## Directions for this task
Your task is to repeat the entries word for word while leaving out the pictures.

[Stored items]
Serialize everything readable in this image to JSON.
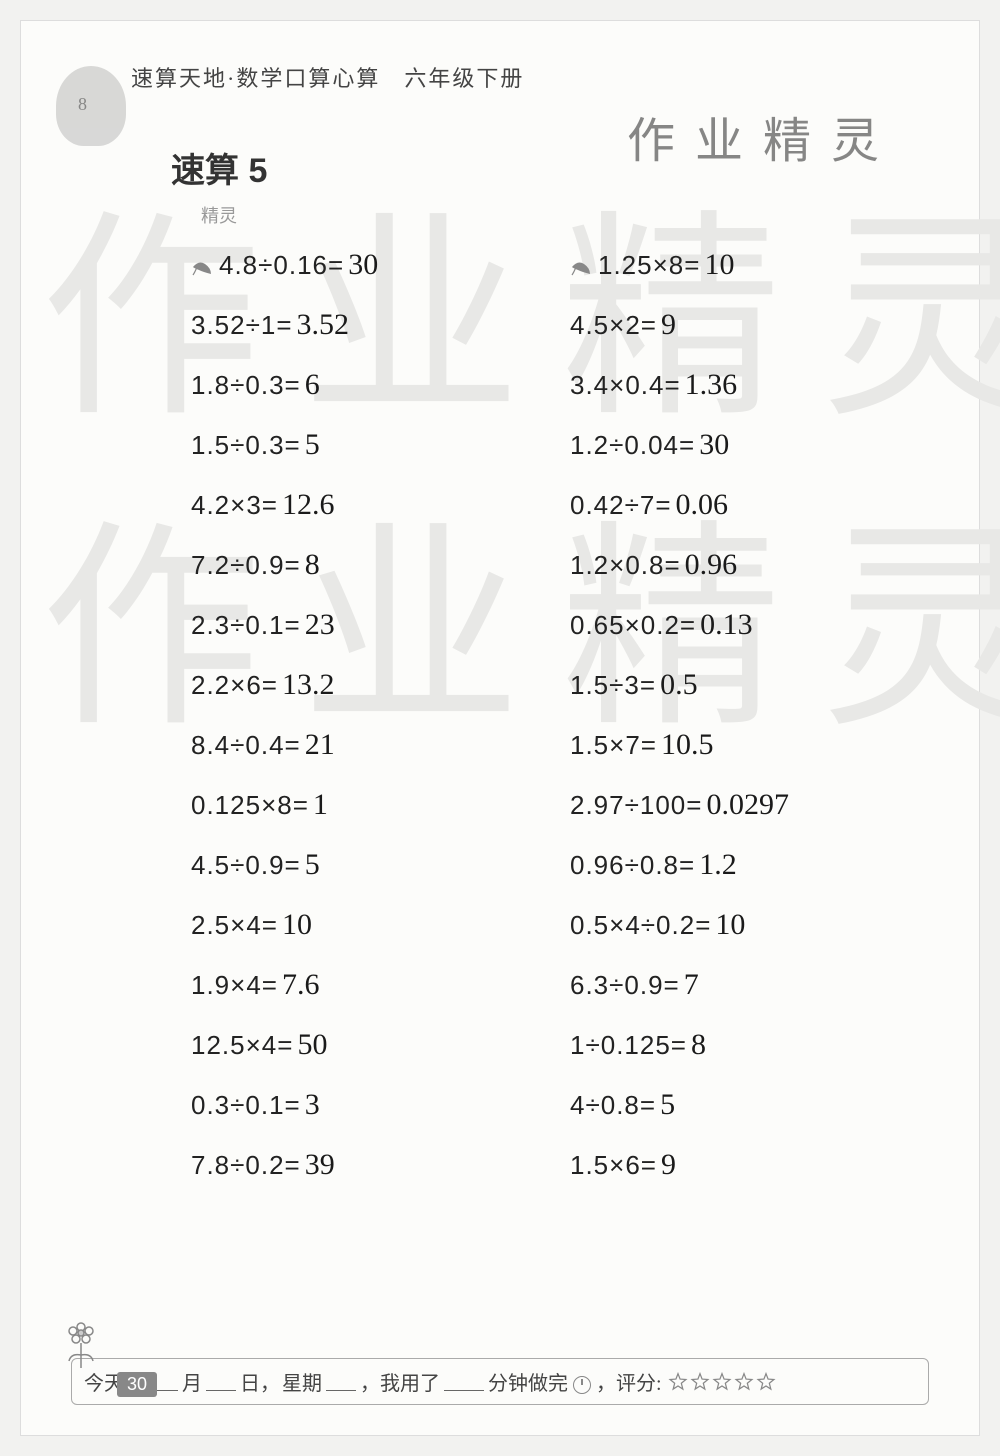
{
  "header": {
    "series_title": "速算天地·数学口算心算　六年级下册"
  },
  "watermark": {
    "handwritten_top": "作业精灵",
    "bg_text": "作业精灵"
  },
  "section": {
    "title": "速算 5",
    "small_tag": "精灵"
  },
  "problems": {
    "left": [
      {
        "printed": "4.8÷0.16=",
        "answer": "30",
        "bullet": true
      },
      {
        "printed": "3.52÷1=",
        "answer": "3.52"
      },
      {
        "printed": "1.8÷0.3=",
        "answer": "6"
      },
      {
        "printed": "1.5÷0.3=",
        "answer": "5"
      },
      {
        "printed": "4.2×3=",
        "answer": "12.6"
      },
      {
        "printed": "7.2÷0.9=",
        "answer": "8"
      },
      {
        "printed": "2.3÷0.1=",
        "answer": "23"
      },
      {
        "printed": "2.2×6=",
        "answer": "13.2"
      },
      {
        "printed": "8.4÷0.4=",
        "answer": "21"
      },
      {
        "printed": "0.125×8=",
        "answer": "1"
      },
      {
        "printed": "4.5÷0.9=",
        "answer": "5"
      },
      {
        "printed": "2.5×4=",
        "answer": "10"
      },
      {
        "printed": "1.9×4=",
        "answer": "7.6"
      },
      {
        "printed": "12.5×4=",
        "answer": "50"
      },
      {
        "printed": "0.3÷0.1=",
        "answer": "3"
      },
      {
        "printed": "7.8÷0.2=",
        "answer": "39"
      }
    ],
    "right": [
      {
        "printed": "1.25×8=",
        "answer": "10",
        "bullet": true
      },
      {
        "printed": "4.5×2=",
        "answer": "9"
      },
      {
        "printed": "3.4×0.4=",
        "answer": "1.36"
      },
      {
        "printed": "1.2÷0.04=",
        "answer": "30"
      },
      {
        "printed": "0.42÷7=",
        "answer": "0.06"
      },
      {
        "printed": "1.2×0.8=",
        "answer": "0.96"
      },
      {
        "printed": "0.65×0.2=",
        "answer": "0.13"
      },
      {
        "printed": "1.5÷3=",
        "answer": "0.5"
      },
      {
        "printed": "1.5×7=",
        "answer": "10.5"
      },
      {
        "printed": "2.97÷100=",
        "answer": "0.0297"
      },
      {
        "printed": "0.96÷0.8=",
        "answer": "1.2"
      },
      {
        "printed": "0.5×4÷0.2=",
        "answer": "10"
      },
      {
        "printed": "6.3÷0.9=",
        "answer": "7"
      },
      {
        "printed": "1÷0.125=",
        "answer": "8"
      },
      {
        "printed": "4÷0.8=",
        "answer": "5"
      },
      {
        "printed": "1.5×6=",
        "answer": "9"
      }
    ]
  },
  "footer": {
    "prefix": "今天是",
    "month_suffix": "月",
    "day_suffix": "日，",
    "weekday_label": "星期",
    "middle": "，我用了",
    "minutes_suffix": "分钟做完",
    "score_label": "，评分:",
    "star_count": 5
  },
  "page_number": "30",
  "colors": {
    "page_bg": "#fcfcfa",
    "text": "#222222",
    "watermark": "#e8e8e6",
    "answer": "#1a1a1a",
    "footer_border": "#aaaaaa"
  },
  "typography": {
    "problem_fontsize_pt": 20,
    "answer_fontsize_pt": 22,
    "title_fontsize_pt": 26,
    "header_fontsize_pt": 16
  }
}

## Final answer
Serialize everything readable in this image to JSON.
{
  "header": {
    "series_title": "速算天地·数学口算心算　六年级下册"
  },
  "watermark": {
    "handwritten_top": "作业精灵",
    "bg_text": "作业精灵"
  },
  "section": {
    "title": "速算 5",
    "small_tag": "精灵"
  },
  "problems": {
    "left": [
      {
        "printed": "4.8÷0.16=",
        "answer": "30",
        "bullet": true
      },
      {
        "printed": "3.52÷1=",
        "answer": "3.52"
      },
      {
        "printed": "1.8÷0.3=",
        "answer": "6"
      },
      {
        "printed": "1.5÷0.3=",
        "answer": "5"
      },
      {
        "printed": "4.2×3=",
        "answer": "12.6"
      },
      {
        "printed": "7.2÷0.9=",
        "answer": "8"
      },
      {
        "printed": "2.3÷0.1=",
        "answer": "23"
      },
      {
        "printed": "2.2×6=",
        "answer": "13.2"
      },
      {
        "printed": "8.4÷0.4=",
        "answer": "21"
      },
      {
        "printed": "0.125×8=",
        "answer": "1"
      },
      {
        "printed": "4.5÷0.9=",
        "answer": "5"
      },
      {
        "printed": "2.5×4=",
        "answer": "10"
      },
      {
        "printed": "1.9×4=",
        "answer": "7.6"
      },
      {
        "printed": "12.5×4=",
        "answer": "50"
      },
      {
        "printed": "0.3÷0.1=",
        "answer": "3"
      },
      {
        "printed": "7.8÷0.2=",
        "answer": "39"
      }
    ],
    "right": [
      {
        "printed": "1.25×8=",
        "answer": "10",
        "bullet": true
      },
      {
        "printed": "4.5×2=",
        "answer": "9"
      },
      {
        "printed": "3.4×0.4=",
        "answer": "1.36"
      },
      {
        "printed": "1.2÷0.04=",
        "answer": "30"
      },
      {
        "printed": "0.42÷7=",
        "answer": "0.06"
      },
      {
        "printed": "1.2×0.8=",
        "answer": "0.96"
      },
      {
        "printed": "0.65×0.2=",
        "answer": "0.13"
      },
      {
        "printed": "1.5÷3=",
        "answer": "0.5"
      },
      {
        "printed": "1.5×7=",
        "answer": "10.5"
      },
      {
        "printed": "2.97÷100=",
        "answer": "0.0297"
      },
      {
        "printed": "0.96÷0.8=",
        "answer": "1.2"
      },
      {
        "printed": "0.5×4÷0.2=",
        "answer": "10"
      },
      {
        "printed": "6.3÷0.9=",
        "answer": "7"
      },
      {
        "printed": "1÷0.125=",
        "answer": "8"
      },
      {
        "printed": "4÷0.8=",
        "answer": "5"
      },
      {
        "printed": "1.5×6=",
        "answer": "9"
      }
    ]
  },
  "footer": {
    "prefix": "今天是",
    "month_suffix": "月",
    "day_suffix": "日，",
    "weekday_label": "星期",
    "middle": "，我用了",
    "minutes_suffix": "分钟做完",
    "score_label": "，评分:",
    "star_count": 5
  },
  "page_number": "30",
  "colors": {
    "page_bg": "#fcfcfa",
    "text": "#222222",
    "watermark": "#e8e8e6",
    "answer": "#1a1a1a",
    "footer_border": "#aaaaaa"
  },
  "typography": {
    "problem_fontsize_pt": 20,
    "answer_fontsize_pt": 22,
    "title_fontsize_pt": 26,
    "header_fontsize_pt": 16
  }
}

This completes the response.